Saved data entries:
####
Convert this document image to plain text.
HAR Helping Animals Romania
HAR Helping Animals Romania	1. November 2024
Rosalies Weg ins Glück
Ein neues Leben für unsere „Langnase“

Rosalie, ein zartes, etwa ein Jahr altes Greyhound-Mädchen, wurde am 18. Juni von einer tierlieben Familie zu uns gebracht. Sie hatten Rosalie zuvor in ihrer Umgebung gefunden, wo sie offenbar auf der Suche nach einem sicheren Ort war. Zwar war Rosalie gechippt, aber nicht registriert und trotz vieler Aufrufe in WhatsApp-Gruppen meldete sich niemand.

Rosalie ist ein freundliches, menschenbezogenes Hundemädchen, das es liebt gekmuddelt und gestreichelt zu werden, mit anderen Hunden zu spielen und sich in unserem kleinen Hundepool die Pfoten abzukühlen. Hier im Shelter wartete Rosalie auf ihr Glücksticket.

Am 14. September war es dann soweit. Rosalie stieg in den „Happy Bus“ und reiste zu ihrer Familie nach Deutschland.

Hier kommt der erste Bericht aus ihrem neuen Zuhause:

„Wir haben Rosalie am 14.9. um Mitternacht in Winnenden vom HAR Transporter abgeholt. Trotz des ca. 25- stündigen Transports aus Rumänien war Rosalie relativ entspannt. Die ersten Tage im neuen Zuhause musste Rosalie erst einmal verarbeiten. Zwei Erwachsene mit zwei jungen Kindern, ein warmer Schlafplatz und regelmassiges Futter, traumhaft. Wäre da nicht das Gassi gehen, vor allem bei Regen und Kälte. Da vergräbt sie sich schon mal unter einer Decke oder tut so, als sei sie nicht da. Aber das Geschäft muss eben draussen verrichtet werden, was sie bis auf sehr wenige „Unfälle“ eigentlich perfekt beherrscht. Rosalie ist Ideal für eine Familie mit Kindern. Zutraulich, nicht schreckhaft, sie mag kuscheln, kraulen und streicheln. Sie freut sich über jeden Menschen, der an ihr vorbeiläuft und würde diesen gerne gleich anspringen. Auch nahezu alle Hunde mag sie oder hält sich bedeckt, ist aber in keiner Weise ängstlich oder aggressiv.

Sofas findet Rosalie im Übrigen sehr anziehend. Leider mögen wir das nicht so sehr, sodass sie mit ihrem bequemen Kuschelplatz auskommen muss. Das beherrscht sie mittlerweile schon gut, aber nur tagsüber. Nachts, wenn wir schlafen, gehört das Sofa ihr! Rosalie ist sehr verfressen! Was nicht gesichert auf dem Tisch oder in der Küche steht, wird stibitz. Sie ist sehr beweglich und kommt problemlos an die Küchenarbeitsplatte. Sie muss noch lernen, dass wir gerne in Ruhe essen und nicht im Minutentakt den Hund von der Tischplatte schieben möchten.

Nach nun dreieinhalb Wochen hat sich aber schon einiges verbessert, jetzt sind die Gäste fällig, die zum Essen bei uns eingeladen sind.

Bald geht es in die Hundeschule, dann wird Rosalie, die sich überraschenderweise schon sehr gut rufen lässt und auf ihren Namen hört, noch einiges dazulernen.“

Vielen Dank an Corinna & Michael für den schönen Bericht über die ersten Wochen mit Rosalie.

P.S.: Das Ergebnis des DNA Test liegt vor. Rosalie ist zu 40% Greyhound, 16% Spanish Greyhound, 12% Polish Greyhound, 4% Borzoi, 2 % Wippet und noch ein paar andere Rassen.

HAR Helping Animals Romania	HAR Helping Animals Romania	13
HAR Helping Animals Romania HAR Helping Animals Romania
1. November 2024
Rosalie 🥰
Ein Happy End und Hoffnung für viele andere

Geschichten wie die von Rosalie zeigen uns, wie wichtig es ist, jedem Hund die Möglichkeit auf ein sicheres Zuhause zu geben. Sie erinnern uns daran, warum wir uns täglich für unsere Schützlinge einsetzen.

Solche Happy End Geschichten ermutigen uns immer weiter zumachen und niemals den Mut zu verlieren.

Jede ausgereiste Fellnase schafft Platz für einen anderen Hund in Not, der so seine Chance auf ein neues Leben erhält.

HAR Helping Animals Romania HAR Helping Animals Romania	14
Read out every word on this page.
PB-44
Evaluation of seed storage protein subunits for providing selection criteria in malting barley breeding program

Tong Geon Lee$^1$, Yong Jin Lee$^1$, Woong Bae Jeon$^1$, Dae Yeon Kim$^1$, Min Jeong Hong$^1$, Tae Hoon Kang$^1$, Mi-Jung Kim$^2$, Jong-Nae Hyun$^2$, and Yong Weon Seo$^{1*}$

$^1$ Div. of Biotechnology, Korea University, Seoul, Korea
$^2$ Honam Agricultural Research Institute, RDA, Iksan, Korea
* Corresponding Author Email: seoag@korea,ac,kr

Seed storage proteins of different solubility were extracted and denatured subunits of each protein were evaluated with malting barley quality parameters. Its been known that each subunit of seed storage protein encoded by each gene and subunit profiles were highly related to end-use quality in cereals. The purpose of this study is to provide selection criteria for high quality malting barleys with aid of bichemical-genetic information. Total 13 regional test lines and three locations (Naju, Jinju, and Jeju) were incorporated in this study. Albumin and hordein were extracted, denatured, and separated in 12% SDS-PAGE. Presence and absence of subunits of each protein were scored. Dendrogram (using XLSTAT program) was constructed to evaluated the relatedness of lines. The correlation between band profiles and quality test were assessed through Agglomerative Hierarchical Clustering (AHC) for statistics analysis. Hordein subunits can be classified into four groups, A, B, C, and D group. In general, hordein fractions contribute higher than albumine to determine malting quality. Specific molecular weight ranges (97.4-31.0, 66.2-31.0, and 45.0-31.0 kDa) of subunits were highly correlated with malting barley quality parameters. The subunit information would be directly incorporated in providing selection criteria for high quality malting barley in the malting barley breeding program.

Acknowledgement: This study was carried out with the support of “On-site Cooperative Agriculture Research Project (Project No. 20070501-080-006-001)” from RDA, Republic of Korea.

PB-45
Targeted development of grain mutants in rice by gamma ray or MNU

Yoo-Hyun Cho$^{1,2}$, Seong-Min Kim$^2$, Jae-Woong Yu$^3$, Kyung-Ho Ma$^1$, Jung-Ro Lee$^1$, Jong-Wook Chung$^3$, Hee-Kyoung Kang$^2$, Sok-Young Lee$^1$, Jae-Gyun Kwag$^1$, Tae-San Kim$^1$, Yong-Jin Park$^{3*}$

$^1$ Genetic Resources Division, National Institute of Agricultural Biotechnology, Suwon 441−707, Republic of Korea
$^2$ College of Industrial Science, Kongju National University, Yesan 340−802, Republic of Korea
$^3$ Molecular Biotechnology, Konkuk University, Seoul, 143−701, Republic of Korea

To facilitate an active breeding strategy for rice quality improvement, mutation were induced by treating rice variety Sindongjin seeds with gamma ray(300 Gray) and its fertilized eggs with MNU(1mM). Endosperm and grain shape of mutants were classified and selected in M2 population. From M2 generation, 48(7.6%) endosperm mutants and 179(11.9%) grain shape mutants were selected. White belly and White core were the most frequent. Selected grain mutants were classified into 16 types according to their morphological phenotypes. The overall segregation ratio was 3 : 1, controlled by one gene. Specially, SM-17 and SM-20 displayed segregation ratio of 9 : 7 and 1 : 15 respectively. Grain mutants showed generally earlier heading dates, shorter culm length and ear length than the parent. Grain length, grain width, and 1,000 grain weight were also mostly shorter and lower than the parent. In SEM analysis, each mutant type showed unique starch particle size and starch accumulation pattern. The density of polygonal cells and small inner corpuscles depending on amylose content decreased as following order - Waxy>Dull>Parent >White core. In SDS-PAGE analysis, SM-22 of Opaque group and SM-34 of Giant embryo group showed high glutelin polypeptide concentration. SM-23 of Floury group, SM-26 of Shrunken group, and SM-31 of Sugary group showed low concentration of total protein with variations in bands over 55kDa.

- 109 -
####
▸ Required work: Repeat all of the data exactly.

▸ Response box:
Convert this document image to plain text.
HAR Helping Animals Romania
HAR Helping Animals Romania	1. November 2024
Rosalies Weg ins Glück
Ein neues Leben für unsere „Langnase“

Rosalie, ein zartes, etwa ein Jahr altes Greyhound-Mädchen, wurde am 18. Juni von einer tierlieben Familie zu uns gebracht. Sie hatten Rosalie zuvor in ihrer Umgebung gefunden, wo sie offenbar auf der Suche nach einem sicheren Ort war. Zwar war Rosalie gechippt, aber nicht registriert und trotz vieler Aufrufe in WhatsApp-Gruppen meldete sich niemand.

Rosalie ist ein freundliches, menschenbezogenes Hundemädchen, das es liebt gekmuddelt und gestreichelt zu werden, mit anderen Hunden zu spielen und sich in unserem kleinen Hundepool die Pfoten abzukühlen. Hier im Shelter wartete Rosalie auf ihr Glücksticket.

Am 14. September war es dann soweit. Rosalie stieg in den „Happy Bus“ und reiste zu ihrer Familie nach Deutschland.

Hier kommt der erste Bericht aus ihrem neuen Zuhause:

„Wir haben Rosalie am 14.9. um Mitternacht in Winnenden vom HAR Transporter abgeholt. Trotz des ca. 25- stündigen Transports aus Rumänien war Rosalie relativ entspannt. Die ersten Tage im neuen Zuhause musste Rosalie erst einmal verarbeiten. Zwei Erwachsene mit zwei jungen Kindern, ein warmer Schlafplatz und regelmassiges Futter, traumhaft. Wäre da nicht das Gassi gehen, vor allem bei Regen und Kälte. Da vergräbt sie sich schon mal unter einer Decke oder tut so, als sei sie nicht da. Aber das Geschäft muss eben draussen verrichtet werden, was sie bis auf sehr wenige „Unfälle“ eigentlich perfekt beherrscht. Rosalie ist Ideal für eine Familie mit Kindern. Zutraulich, nicht schreckhaft, sie mag kuscheln, kraulen und streicheln. Sie freut sich über jeden Menschen, der an ihr vorbeiläuft und würde diesen gerne gleich anspringen. Auch nahezu alle Hunde mag sie oder hält sich bedeckt, ist aber in keiner Weise ängstlich oder aggressiv.

Sofas findet Rosalie im Übrigen sehr anziehend. Leider mögen wir das nicht so sehr, sodass sie mit ihrem bequemen Kuschelplatz auskommen muss. Das beherrscht sie mittlerweile schon gut, aber nur tagsüber. Nachts, wenn wir schlafen, gehört das Sofa ihr! Rosalie ist sehr verfressen! Was nicht gesichert auf dem Tisch oder in der Küche steht, wird stibitz. Sie ist sehr beweglich und kommt problemlos an die Küchenarbeitsplatte. Sie muss noch lernen, dass wir gerne in Ruhe essen und nicht im Minutentakt den Hund von der Tischplatte schieben möchten.

Nach nun dreieinhalb Wochen hat sich aber schon einiges verbessert, jetzt sind die Gäste fällig, die zum Essen bei uns eingeladen sind.

Bald geht es in die Hundeschule, dann wird Rosalie, die sich überraschenderweise schon sehr gut rufen lässt und auf ihren Namen hört, noch einiges dazulernen.“

Vielen Dank an Corinna & Michael für den schönen Bericht über die ersten Wochen mit Rosalie.

P.S.: Das Ergebnis des DNA Test liegt vor. Rosalie ist zu 40% Greyhound, 16% Spanish Greyhound, 12% Polish Greyhound, 4% Borzoi, 2 % Wippet und noch ein paar andere Rassen.

HAR Helping Animals Romania	HAR Helping Animals Romania	13
HAR Helping Animals Romania HAR Helping Animals Romania
1. November 2024
Rosalie 🥰
Ein Happy End und Hoffnung für viele andere

Geschichten wie die von Rosalie zeigen uns, wie wichtig es ist, jedem Hund die Möglichkeit auf ein sicheres Zuhause zu geben. Sie erinnern uns daran, warum wir uns täglich für unsere Schützlinge einsetzen.

Solche Happy End Geschichten ermutigen uns immer weiter zumachen und niemals den Mut zu verlieren.

Jede ausgereiste Fellnase schafft Platz für einen anderen Hund in Not, der so seine Chance auf ein neues Leben erhält.

HAR Helping Animals Romania HAR Helping Animals Romania	14
Read out every word on this page.
PB-44
Evaluation of seed storage protein subunits for providing selection criteria in malting barley breeding program

Tong Geon Lee$^1$, Yong Jin Lee$^1$, Woong Bae Jeon$^1$, Dae Yeon Kim$^1$, Min Jeong Hong$^1$, Tae Hoon Kang$^1$, Mi-Jung Kim$^2$, Jong-Nae Hyun$^2$, and Yong Weon Seo$^{1*}$

$^1$ Div. of Biotechnology, Korea University, Seoul, Korea
$^2$ Honam Agricultural Research Institute, RDA, Iksan, Korea
* Corresponding Author Email: seoag@korea,ac,kr

Seed storage proteins of different solubility were extracted and denatured subunits of each protein were evaluated with malting barley quality parameters. Its been known that each subunit of seed storage protein encoded by each gene and subunit profiles were highly related to end-use quality in cereals. The purpose of this study is to provide selection criteria for high quality malting barleys with aid of bichemical-genetic information. Total 13 regional test lines and three locations (Naju, Jinju, and Jeju) were incorporated in this study. Albumin and hordein were extracted, denatured, and separated in 12% SDS-PAGE. Presence and absence of subunits of each protein were scored. Dendrogram (using XLSTAT program) was constructed to evaluated the relatedness of lines. The correlation between band profiles and quality test were assessed through Agglomerative Hierarchical Clustering (AHC) for statistics analysis. Hordein subunits can be classified into four groups, A, B, C, and D group. In general, hordein fractions contribute higher than albumine to determine malting quality. Specific molecular weight ranges (97.4-31.0, 66.2-31.0, and 45.0-31.0 kDa) of subunits were highly correlated with malting barley quality parameters. The subunit information would be directly incorporated in providing selection criteria for high quality malting barley in the malting barley breeding program.

Acknowledgement: This study was carried out with the support of “On-site Cooperative Agriculture Research Project (Project No. 20070501-080-006-001)” from RDA, Republic of Korea.

PB-45
Targeted development of grain mutants in rice by gamma ray or MNU

Yoo-Hyun Cho$^{1,2}$, Seong-Min Kim$^2$, Jae-Woong Yu$^3$, Kyung-Ho Ma$^1$, Jung-Ro Lee$^1$, Jong-Wook Chung$^3$, Hee-Kyoung Kang$^2$, Sok-Young Lee$^1$, Jae-Gyun Kwag$^1$, Tae-San Kim$^1$, Yong-Jin Park$^{3*}$

$^1$ Genetic Resources Division, National Institute of Agricultural Biotechnology, Suwon 441−707, Republic of Korea
$^2$ College of Industrial Science, Kongju National University, Yesan 340−802, Republic of Korea
$^3$ Molecular Biotechnology, Konkuk University, Seoul, 143−701, Republic of Korea

To facilitate an active breeding strategy for rice quality improvement, mutation were induced by treating rice variety Sindongjin seeds with gamma ray(300 Gray) and its fertilized eggs with MNU(1mM). Endosperm and grain shape of mutants were classified and selected in M2 population. From M2 generation, 48(7.6%) endosperm mutants and 179(11.9%) grain shape mutants were selected. White belly and White core were the most frequent. Selected grain mutants were classified into 16 types according to their morphological phenotypes. The overall segregation ratio was 3 : 1, controlled by one gene. Specially, SM-17 and SM-20 displayed segregation ratio of 9 : 7 and 1 : 15 respectively. Grain mutants showed generally earlier heading dates, shorter culm length and ear length than the parent. Grain length, grain width, and 1,000 grain weight were also mostly shorter and lower than the parent. In SEM analysis, each mutant type showed unique starch particle size and starch accumulation pattern. The density of polygonal cells and small inner corpuscles depending on amylose content decreased as following order - Waxy>Dull>Parent >White core. In SDS-PAGE analysis, SM-22 of Opaque group and SM-34 of Giant embryo group showed high glutelin polypeptide concentration. SM-23 of Floury group, SM-26 of Shrunken group, and SM-31 of Sugary group showed low concentration of total protein with variations in bands over 55kDa.

- 109 -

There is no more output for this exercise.